#### [SUPPLIED RECORDS]
* * * * * * *
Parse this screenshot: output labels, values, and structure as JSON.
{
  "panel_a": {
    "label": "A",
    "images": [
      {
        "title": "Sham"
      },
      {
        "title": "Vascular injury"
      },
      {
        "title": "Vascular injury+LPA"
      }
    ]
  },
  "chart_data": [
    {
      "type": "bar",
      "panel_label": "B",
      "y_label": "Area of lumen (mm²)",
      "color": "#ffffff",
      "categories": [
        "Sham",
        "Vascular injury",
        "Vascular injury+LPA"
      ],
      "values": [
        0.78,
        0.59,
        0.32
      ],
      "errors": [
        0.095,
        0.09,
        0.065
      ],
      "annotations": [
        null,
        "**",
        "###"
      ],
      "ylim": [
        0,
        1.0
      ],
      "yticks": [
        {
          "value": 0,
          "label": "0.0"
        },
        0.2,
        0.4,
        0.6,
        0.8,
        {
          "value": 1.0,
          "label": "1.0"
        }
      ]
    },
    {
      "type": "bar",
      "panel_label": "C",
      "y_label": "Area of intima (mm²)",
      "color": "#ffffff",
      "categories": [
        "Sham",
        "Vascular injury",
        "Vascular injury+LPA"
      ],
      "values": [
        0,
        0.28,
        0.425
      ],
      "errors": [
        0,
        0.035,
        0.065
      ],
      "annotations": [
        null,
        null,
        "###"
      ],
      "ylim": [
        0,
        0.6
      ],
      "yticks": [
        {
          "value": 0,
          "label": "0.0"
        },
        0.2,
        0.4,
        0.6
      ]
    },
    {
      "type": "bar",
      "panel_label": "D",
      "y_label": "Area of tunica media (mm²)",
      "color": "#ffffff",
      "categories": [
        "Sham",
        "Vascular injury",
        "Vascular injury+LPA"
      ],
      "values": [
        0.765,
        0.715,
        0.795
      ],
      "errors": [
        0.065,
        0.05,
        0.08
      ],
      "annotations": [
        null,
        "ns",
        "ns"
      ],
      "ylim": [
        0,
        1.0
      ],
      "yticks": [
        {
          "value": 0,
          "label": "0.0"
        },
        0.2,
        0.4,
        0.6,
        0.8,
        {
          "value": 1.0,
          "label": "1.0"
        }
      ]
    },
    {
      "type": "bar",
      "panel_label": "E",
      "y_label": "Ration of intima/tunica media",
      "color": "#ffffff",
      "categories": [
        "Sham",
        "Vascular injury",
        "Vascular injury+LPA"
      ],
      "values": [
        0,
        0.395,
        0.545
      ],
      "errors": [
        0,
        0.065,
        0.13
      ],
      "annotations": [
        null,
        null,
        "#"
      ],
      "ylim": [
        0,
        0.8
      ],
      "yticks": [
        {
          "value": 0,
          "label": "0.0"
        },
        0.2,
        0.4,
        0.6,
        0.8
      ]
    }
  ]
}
* * * * * * *
#### [WHAT NEEDS TO BE DONE]
Can you give every line above again, exactly as written?

#### [RESULT]
Parse this screenshot: output labels, values, and structure as JSON.
{
  "panel_a": {
    "label": "A",
    "images": [
      {
        "title": "Sham"
      },
      {
        "title": "Vascular injury"
      },
      {
        "title": "Vascular injury+LPA"
      }
    ]
  },
  "chart_data": [
    {
      "type": "bar",
      "panel_label": "B",
      "y_label": "Area of lumen (mm²)",
      "color": "#ffffff",
      "categories": [
        "Sham",
        "Vascular injury",
        "Vascular injury+LPA"
      ],
      "values": [
        0.78,
        0.59,
        0.32
      ],
      "errors": [
        0.095,
        0.09,
        0.065
      ],
      "annotations": [
        null,
        "**",
        "###"
      ],
      "ylim": [
        0,
        1.0
      ],
      "yticks": [
        {
          "value": 0,
          "label": "0.0"
        },
        0.2,
        0.4,
        0.6,
        0.8,
        {
          "value": 1.0,
          "label": "1.0"
        }
      ]
    },
    {
      "type": "bar",
      "panel_label": "C",
      "y_label": "Area of intima (mm²)",
      "color": "#ffffff",
      "categories": [
        "Sham",
        "Vascular injury",
        "Vascular injury+LPA"
      ],
      "values": [
        0,
        0.28,
        0.425
      ],
      "errors": [
        0,
        0.035,
        0.065
      ],
      "annotations": [
        null,
        null,
        "###"
      ],
      "ylim": [
        0,
        0.6
      ],
      "yticks": [
        {
          "value": 0,
          "label": "0.0"
        },
        0.2,
        0.4,
        0.6
      ]
    },
    {
      "type": "bar",
      "panel_label": "D",
      "y_label": "Area of tunica media (mm²)",
      "color": "#ffffff",
      "categories": [
        "Sham",
        "Vascular injury",
        "Vascular injury+LPA"
      ],
      "values": [
        0.765,
        0.715,
        0.795
      ],
      "errors": [
        0.065,
        0.05,
        0.08
      ],
      "annotations": [
        null,
        "ns",
        "ns"
      ],
      "ylim": [
        0,
        1.0
      ],
      "yticks": [
        {
          "value": 0,
          "label": "0.0"
        },
        0.2,
        0.4,
        0.6,
        0.8,
        {
          "value": 1.0,
          "label": "1.0"
        }
      ]
    },
    {
      "type": "bar",
      "panel_label": "E",
      "y_label": "Ration of intima/tunica media",
      "color": "#ffffff",
      "categories": [
        "Sham",
        "Vascular injury",
        "Vascular injury+LPA"
      ],
      "values": [
        0,
        0.395,
        0.545
      ],
      "errors": [
        0,
        0.065,
        0.13
      ],
      "annotations": [
        null,
        null,
        "#"
      ],
      "ylim": [
        0,
        0.8
      ],
      "yticks": [
        {
          "value": 0,
          "label": "0.0"
        },
        0.2,
        0.4,
        0.6,
        0.8
      ]
    }
  ]
}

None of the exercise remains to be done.